■ OBJECTIVE:
Leave out the images; return the rest of the data exactly.
** start of DATA RECORDS **
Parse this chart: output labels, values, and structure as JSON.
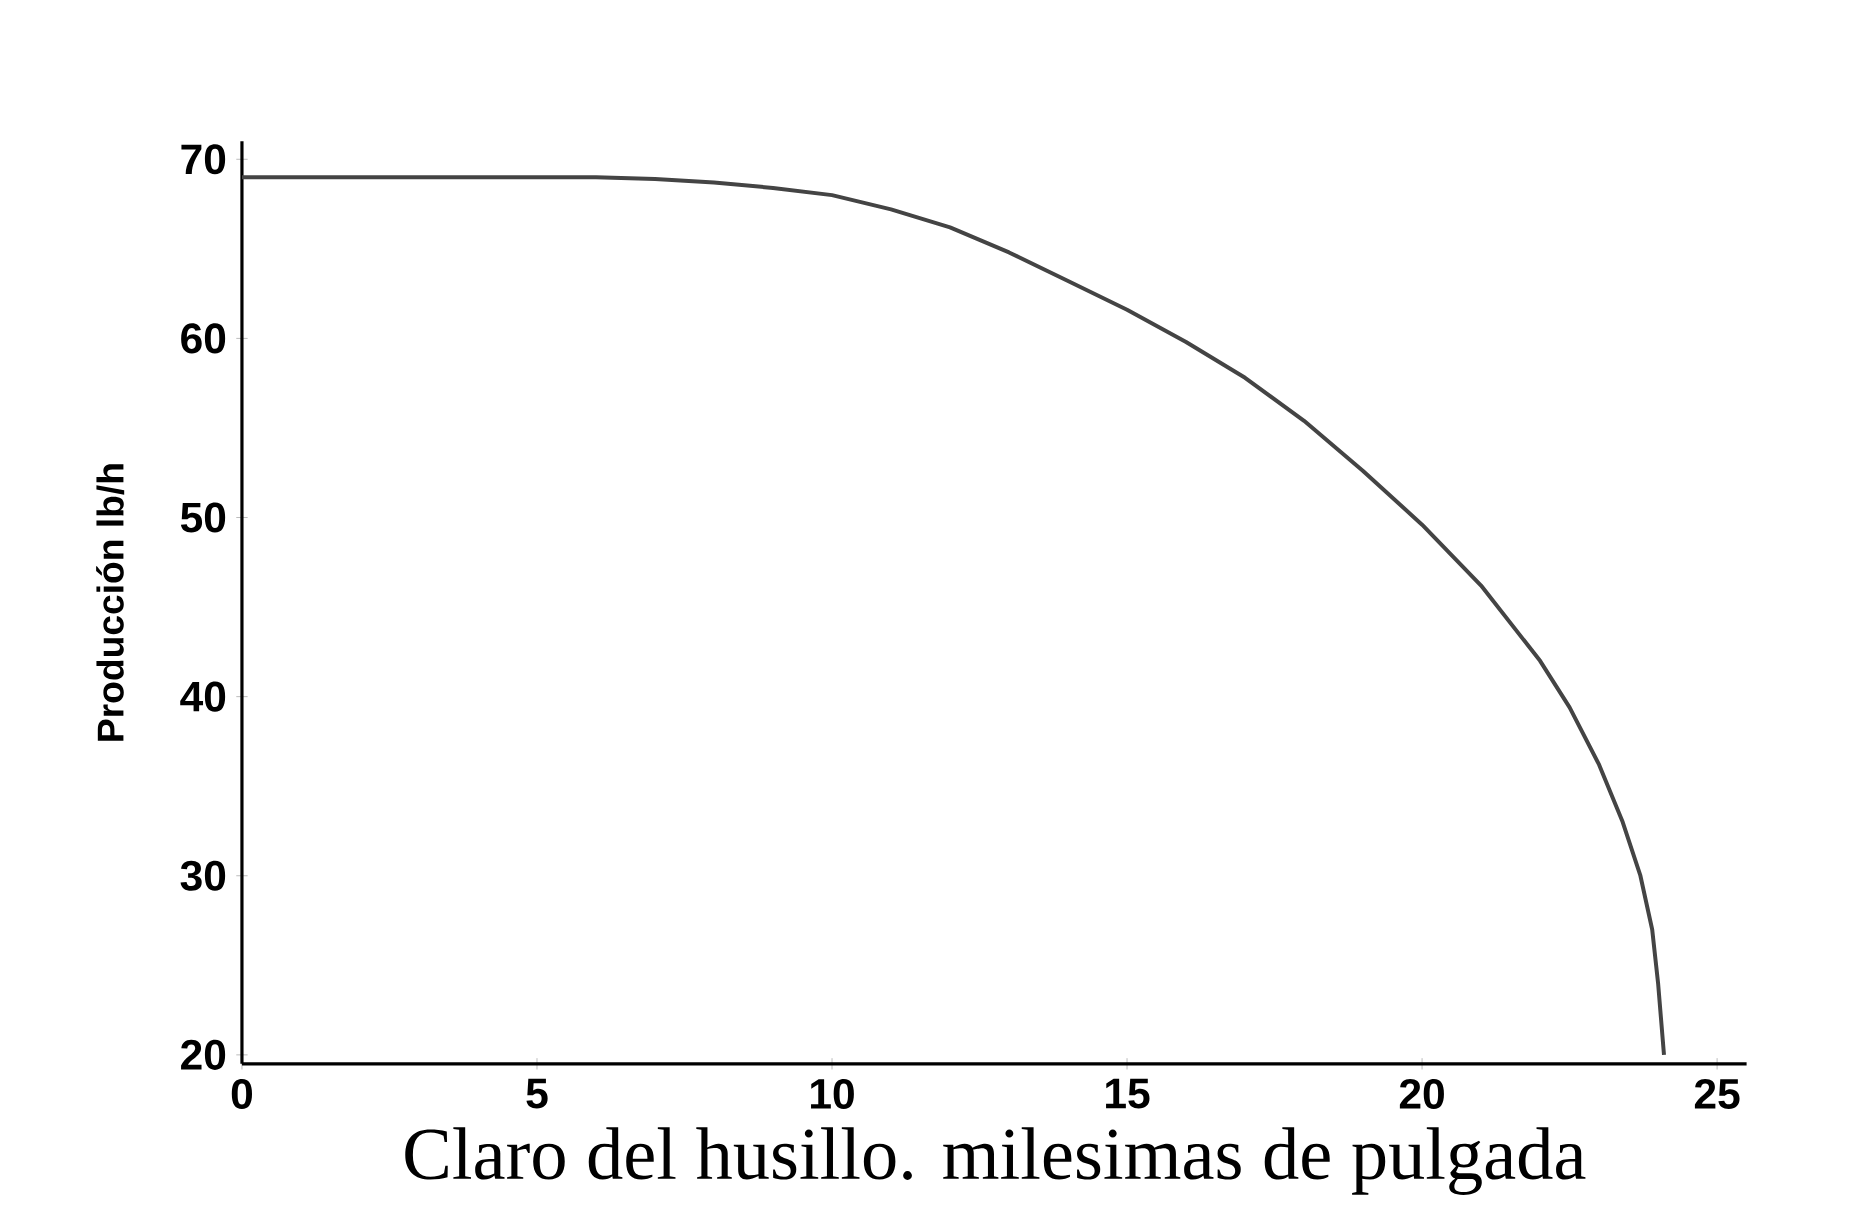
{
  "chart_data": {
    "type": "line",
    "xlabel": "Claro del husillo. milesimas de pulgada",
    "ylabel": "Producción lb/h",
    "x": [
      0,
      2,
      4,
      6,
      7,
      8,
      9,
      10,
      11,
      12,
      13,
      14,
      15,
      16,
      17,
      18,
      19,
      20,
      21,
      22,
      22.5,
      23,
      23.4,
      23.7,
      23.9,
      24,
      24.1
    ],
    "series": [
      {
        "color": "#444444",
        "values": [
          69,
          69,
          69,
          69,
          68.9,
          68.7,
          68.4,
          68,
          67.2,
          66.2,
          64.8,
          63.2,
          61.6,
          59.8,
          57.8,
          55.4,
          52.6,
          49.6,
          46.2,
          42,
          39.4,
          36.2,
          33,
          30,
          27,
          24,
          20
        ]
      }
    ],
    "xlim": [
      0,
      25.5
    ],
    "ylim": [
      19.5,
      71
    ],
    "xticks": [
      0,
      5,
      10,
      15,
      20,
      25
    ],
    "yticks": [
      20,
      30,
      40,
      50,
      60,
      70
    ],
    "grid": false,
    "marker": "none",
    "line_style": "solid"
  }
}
** end of DATA RECORDS **
■ WRITTEN ANSWER:
Parse this chart: output labels, values, and structure as JSON.
{
  "chart_data": {
    "type": "line",
    "xlabel": "Claro del husillo. milesimas de pulgada",
    "ylabel": "Producción lb/h",
    "x": [
      0,
      2,
      4,
      6,
      7,
      8,
      9,
      10,
      11,
      12,
      13,
      14,
      15,
      16,
      17,
      18,
      19,
      20,
      21,
      22,
      22.5,
      23,
      23.4,
      23.7,
      23.9,
      24,
      24.1
    ],
    "series": [
      {
        "color": "#444444",
        "values": [
          69,
          69,
          69,
          69,
          68.9,
          68.7,
          68.4,
          68,
          67.2,
          66.2,
          64.8,
          63.2,
          61.6,
          59.8,
          57.8,
          55.4,
          52.6,
          49.6,
          46.2,
          42,
          39.4,
          36.2,
          33,
          30,
          27,
          24,
          20
        ]
      }
    ],
    "xlim": [
      0,
      25.5
    ],
    "ylim": [
      19.5,
      71
    ],
    "xticks": [
      0,
      5,
      10,
      15,
      20,
      25
    ],
    "yticks": [
      20,
      30,
      40,
      50,
      60,
      70
    ],
    "grid": false,
    "marker": "none",
    "line_style": "solid"
  }
}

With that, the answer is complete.